### DATA SECTION
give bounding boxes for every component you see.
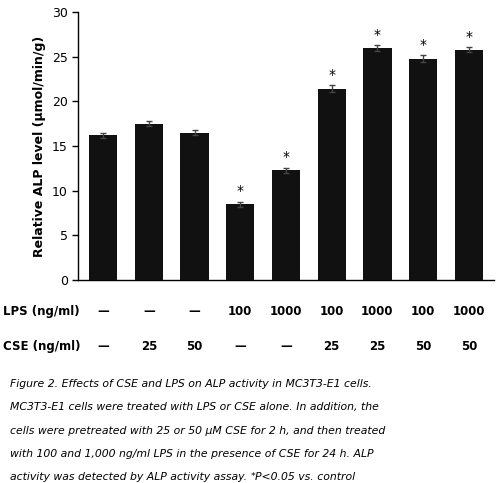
Bar [318,89,346,280]
Bar [455,50,483,280]
Text: MC3T3-E1 cells were treated with LPS or CSE alone. In addition, the: MC3T3-E1 cells were treated with LPS or … [10,402,379,412]
Text: 1000: 1000 [453,305,485,318]
Text: 100: 100 [411,305,435,318]
Text: *: * [420,38,426,52]
Text: *: * [250,472,256,481]
Text: 50: 50 [461,340,477,353]
Bar [363,48,392,280]
Text: activity was detected by ALP activity assay.: activity was detected by ALP activity as… [10,472,250,482]
Text: 1000: 1000 [361,305,394,318]
Bar [409,58,437,280]
Text: with 100 and 1,000 ng/ml LPS in the presence of CSE for 24 h. ALP: with 100 and 1,000 ng/ml LPS in the pres… [10,449,373,459]
Bar [272,170,300,280]
Bar [89,135,117,280]
Text: 100: 100 [320,305,344,318]
Text: cells were pretreated with 25 or 50 μM CSE for 2 h, and then treated: cells were pretreated with 25 or 50 μM C… [10,426,386,436]
Text: —: — [97,340,109,353]
Text: —: — [143,305,155,318]
Text: 50: 50 [415,340,431,353]
Text: 25: 25 [141,340,157,353]
Bar [226,204,255,280]
Text: 1000: 1000 [270,305,302,318]
Bar [135,124,163,280]
Bar [180,133,209,280]
Text: LPS (ng/ml): LPS (ng/ml) [3,305,79,318]
Text: P<0.05 vs. control: P<0.05 vs. control [256,472,356,482]
Text: —: — [97,305,109,318]
Text: *: * [328,68,335,82]
Text: 25: 25 [324,340,340,353]
Text: —: — [280,340,292,353]
Text: —: — [234,340,246,353]
Text: *: * [283,150,289,164]
Text: Figure 2. Effects of CSE and LPS on ALP activity in MC3T3-E1 cells.: Figure 2. Effects of CSE and LPS on ALP … [10,379,372,389]
Text: —: — [189,305,201,318]
Text: 100: 100 [228,305,253,318]
Text: *: * [465,30,472,44]
Text: 50: 50 [186,340,203,353]
Text: *: * [237,185,244,199]
Text: *: * [374,28,381,42]
Text: CSE (ng/ml): CSE (ng/ml) [3,340,80,353]
Y-axis label: Relative ALP level (μmol/min/g): Relative ALP level (μmol/min/g) [33,35,46,257]
Text: 25: 25 [369,340,386,353]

### TASK DIRECTIONS
Nothing but an exact copy of the data, without pictures, should be returned.

### REPLY TO THE EXERCISE
give bounding boxes for every component you see.
Bar [318,89,346,280]
Bar [455,50,483,280]
Text: MC3T3-E1 cells were treated with LPS or CSE alone. In addition, the: MC3T3-E1 cells were treated with LPS or … [10,402,379,412]
Text: 1000: 1000 [453,305,485,318]
Text: 100: 100 [411,305,435,318]
Text: *: * [420,38,426,52]
Text: *: * [250,472,256,481]
Text: 50: 50 [461,340,477,353]
Bar [363,48,392,280]
Text: activity was detected by ALP activity assay.: activity was detected by ALP activity as… [10,472,250,482]
Text: 1000: 1000 [361,305,394,318]
Bar [409,58,437,280]
Text: with 100 and 1,000 ng/ml LPS in the presence of CSE for 24 h. ALP: with 100 and 1,000 ng/ml LPS in the pres… [10,449,373,459]
Bar [272,170,300,280]
Bar [89,135,117,280]
Text: 100: 100 [320,305,344,318]
Text: cells were pretreated with 25 or 50 μM CSE for 2 h, and then treated: cells were pretreated with 25 or 50 μM C… [10,426,386,436]
Text: —: — [97,340,109,353]
Text: —: — [143,305,155,318]
Text: 50: 50 [415,340,431,353]
Text: 25: 25 [141,340,157,353]
Bar [226,204,255,280]
Text: 1000: 1000 [270,305,302,318]
Bar [135,124,163,280]
Bar [180,133,209,280]
Text: LPS (ng/ml): LPS (ng/ml) [3,305,79,318]
Text: P<0.05 vs. control: P<0.05 vs. control [256,472,356,482]
Text: —: — [97,305,109,318]
Text: *: * [328,68,335,82]
Text: 25: 25 [324,340,340,353]
Text: —: — [280,340,292,353]
Text: —: — [234,340,246,353]
Text: *: * [283,150,289,164]
Text: Figure 2. Effects of CSE and LPS on ALP activity in MC3T3-E1 cells.: Figure 2. Effects of CSE and LPS on ALP … [10,379,372,389]
Text: —: — [189,305,201,318]
Text: 100: 100 [228,305,253,318]
Text: *: * [465,30,472,44]
Text: 50: 50 [186,340,203,353]
Text: *: * [237,185,244,199]
Text: *: * [374,28,381,42]
Text: CSE (ng/ml): CSE (ng/ml) [3,340,80,353]
Y-axis label: Relative ALP level (μmol/min/g): Relative ALP level (μmol/min/g) [33,35,46,257]
Text: 25: 25 [369,340,386,353]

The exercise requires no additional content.